Gather every line that includes the word "CASTELLANO", please.

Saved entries
+---+

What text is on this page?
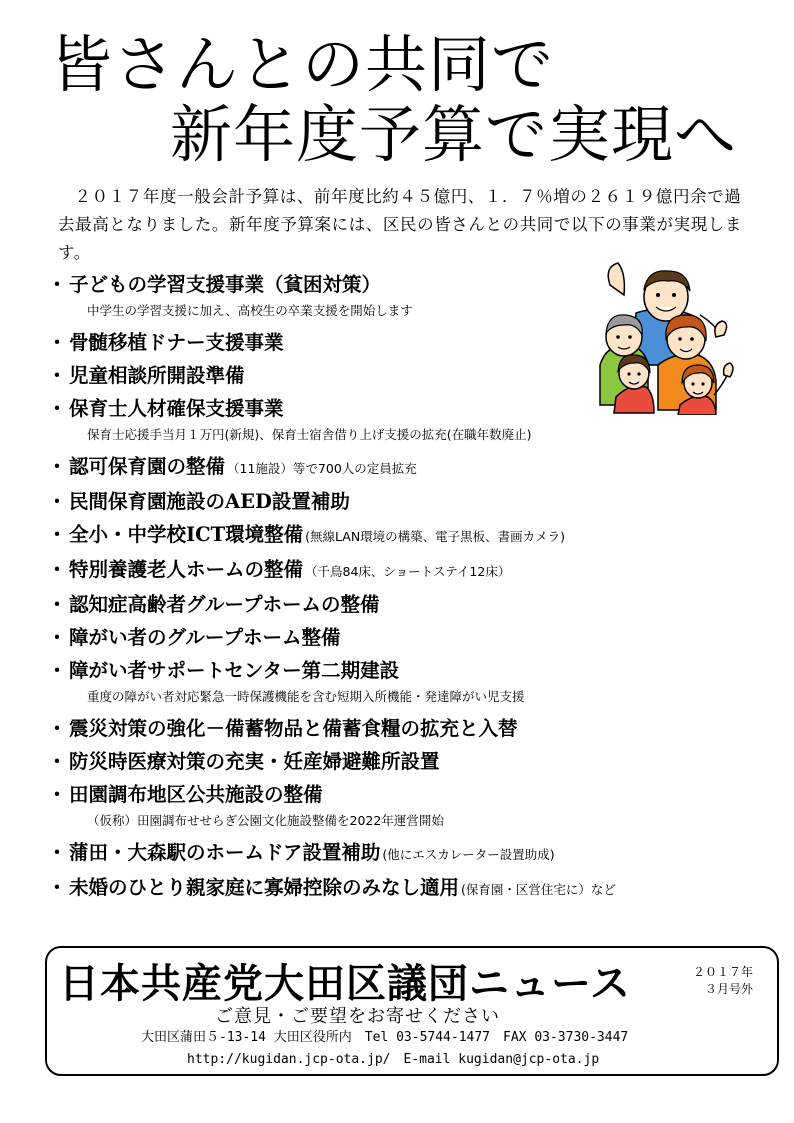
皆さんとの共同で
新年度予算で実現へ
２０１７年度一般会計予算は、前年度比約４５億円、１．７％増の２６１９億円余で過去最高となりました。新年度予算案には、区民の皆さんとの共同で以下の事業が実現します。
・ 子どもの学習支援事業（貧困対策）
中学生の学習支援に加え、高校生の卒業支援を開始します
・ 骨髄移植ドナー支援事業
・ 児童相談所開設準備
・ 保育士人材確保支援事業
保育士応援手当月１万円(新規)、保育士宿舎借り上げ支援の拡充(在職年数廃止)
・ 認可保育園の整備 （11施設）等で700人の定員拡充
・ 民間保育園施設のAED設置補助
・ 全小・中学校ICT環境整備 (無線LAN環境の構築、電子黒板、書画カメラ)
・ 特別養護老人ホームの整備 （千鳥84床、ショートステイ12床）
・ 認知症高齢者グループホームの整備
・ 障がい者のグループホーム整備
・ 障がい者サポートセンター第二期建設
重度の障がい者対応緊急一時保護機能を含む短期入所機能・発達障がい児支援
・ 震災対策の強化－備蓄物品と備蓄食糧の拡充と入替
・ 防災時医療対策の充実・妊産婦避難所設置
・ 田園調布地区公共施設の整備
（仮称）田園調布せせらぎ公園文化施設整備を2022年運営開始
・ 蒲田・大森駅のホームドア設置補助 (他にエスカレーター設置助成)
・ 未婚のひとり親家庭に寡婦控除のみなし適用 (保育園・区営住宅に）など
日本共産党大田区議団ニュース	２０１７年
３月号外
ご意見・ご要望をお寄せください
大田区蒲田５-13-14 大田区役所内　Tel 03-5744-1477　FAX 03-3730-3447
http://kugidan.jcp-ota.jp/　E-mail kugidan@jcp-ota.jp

+---+

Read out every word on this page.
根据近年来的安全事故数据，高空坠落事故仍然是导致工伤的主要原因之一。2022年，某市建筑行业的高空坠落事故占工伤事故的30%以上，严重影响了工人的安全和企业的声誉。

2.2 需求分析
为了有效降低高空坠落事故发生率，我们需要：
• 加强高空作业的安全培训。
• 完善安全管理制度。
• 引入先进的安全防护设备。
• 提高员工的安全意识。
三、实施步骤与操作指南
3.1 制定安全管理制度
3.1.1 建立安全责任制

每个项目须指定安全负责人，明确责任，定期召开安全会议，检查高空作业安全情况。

+---+

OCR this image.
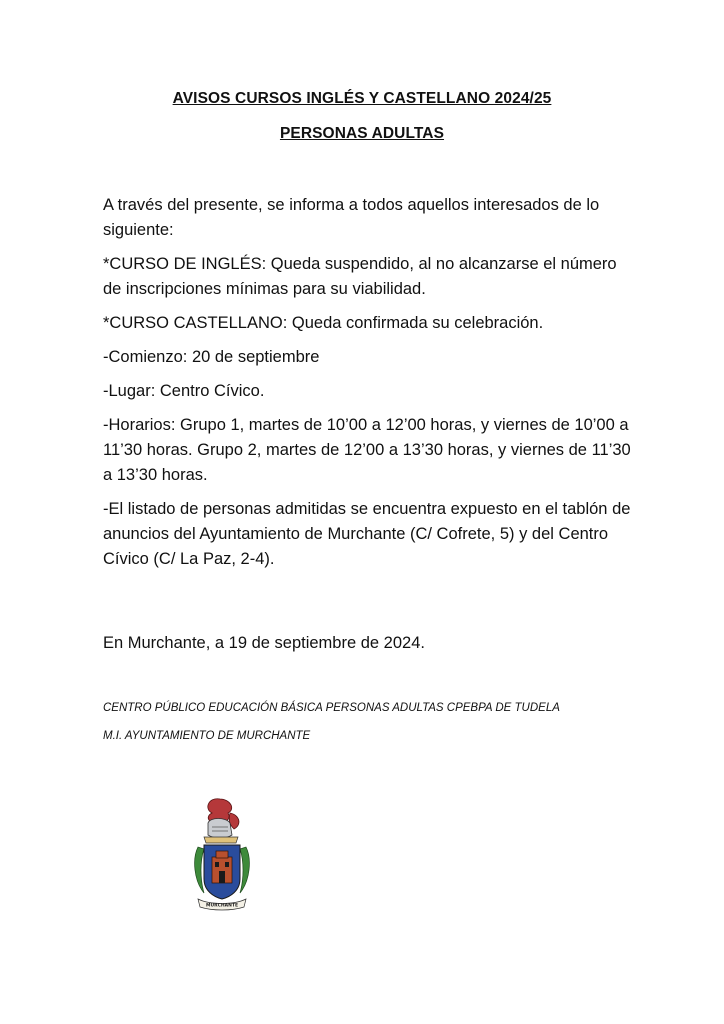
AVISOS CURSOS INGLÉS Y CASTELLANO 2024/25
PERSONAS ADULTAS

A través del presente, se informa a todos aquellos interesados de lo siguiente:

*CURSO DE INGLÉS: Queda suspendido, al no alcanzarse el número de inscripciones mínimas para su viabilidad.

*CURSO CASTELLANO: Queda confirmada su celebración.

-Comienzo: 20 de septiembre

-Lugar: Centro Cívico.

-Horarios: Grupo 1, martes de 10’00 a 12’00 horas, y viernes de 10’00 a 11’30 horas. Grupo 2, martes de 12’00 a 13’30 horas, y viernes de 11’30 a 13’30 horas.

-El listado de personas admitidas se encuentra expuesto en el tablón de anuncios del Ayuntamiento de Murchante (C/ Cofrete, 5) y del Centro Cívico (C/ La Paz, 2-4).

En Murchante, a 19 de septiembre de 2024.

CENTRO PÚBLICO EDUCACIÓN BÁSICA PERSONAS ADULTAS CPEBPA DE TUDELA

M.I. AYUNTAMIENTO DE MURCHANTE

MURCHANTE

+---+

● ANSWER TO THE PROBLEM:
AVISOS CURSOS INGLÉS Y CASTELLANO 2024/25
*CURSO CASTELLANO: Queda confirmada su celebración.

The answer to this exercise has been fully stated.